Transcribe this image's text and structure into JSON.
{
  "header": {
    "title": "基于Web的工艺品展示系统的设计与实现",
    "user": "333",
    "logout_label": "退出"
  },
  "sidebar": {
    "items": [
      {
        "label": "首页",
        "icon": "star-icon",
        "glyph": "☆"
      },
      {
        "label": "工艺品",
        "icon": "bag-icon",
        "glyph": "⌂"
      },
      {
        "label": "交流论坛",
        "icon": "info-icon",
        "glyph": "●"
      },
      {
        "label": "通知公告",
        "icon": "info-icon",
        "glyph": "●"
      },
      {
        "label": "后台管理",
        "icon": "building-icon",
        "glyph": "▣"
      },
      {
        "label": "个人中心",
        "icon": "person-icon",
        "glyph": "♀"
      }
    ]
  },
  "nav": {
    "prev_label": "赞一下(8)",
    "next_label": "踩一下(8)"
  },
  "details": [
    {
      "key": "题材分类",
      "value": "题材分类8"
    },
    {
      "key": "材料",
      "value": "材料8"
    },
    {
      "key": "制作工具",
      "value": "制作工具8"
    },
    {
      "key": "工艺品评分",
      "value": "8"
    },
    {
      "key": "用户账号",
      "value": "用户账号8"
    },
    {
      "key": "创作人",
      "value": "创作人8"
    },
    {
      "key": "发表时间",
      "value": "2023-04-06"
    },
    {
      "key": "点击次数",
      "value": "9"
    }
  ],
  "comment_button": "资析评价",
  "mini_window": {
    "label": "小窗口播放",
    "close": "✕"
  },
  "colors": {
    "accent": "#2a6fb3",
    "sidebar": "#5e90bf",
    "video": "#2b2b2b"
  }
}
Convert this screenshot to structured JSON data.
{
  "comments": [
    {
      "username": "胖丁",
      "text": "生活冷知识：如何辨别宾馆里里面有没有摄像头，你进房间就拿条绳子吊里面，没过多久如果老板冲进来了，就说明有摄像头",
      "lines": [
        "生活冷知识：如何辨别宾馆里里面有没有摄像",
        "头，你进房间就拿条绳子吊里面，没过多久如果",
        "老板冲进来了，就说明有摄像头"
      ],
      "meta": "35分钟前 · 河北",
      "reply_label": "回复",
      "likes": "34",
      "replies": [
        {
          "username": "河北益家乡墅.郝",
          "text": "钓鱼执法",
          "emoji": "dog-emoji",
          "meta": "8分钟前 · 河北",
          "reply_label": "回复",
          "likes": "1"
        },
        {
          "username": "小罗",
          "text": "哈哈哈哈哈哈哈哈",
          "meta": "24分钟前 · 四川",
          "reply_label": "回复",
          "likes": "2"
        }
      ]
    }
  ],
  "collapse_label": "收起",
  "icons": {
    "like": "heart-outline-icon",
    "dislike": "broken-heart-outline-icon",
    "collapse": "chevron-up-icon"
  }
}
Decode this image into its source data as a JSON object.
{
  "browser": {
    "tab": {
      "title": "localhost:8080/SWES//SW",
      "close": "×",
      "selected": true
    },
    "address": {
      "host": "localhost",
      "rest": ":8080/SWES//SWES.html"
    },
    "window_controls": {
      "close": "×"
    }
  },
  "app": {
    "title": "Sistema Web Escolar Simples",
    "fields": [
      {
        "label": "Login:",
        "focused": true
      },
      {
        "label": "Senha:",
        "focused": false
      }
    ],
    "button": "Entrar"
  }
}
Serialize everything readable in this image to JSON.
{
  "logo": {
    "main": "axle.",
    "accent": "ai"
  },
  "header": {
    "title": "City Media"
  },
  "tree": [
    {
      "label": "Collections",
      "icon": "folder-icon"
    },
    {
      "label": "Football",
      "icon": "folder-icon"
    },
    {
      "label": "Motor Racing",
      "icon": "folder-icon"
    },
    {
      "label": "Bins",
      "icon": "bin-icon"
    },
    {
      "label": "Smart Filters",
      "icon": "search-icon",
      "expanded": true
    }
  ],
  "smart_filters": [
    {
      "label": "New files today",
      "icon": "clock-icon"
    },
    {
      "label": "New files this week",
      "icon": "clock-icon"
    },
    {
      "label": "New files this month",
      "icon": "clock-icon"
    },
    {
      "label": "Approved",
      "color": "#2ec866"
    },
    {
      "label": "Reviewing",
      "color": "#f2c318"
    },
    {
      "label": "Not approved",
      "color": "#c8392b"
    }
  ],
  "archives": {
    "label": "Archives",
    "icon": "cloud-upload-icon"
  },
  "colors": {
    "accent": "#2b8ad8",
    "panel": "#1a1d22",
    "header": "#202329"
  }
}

:::::

-- Exercise prompt --
Find the number of lines in which the word "就说明有摄像头" occurs, and write nothing but that number.

-- Full answer --
2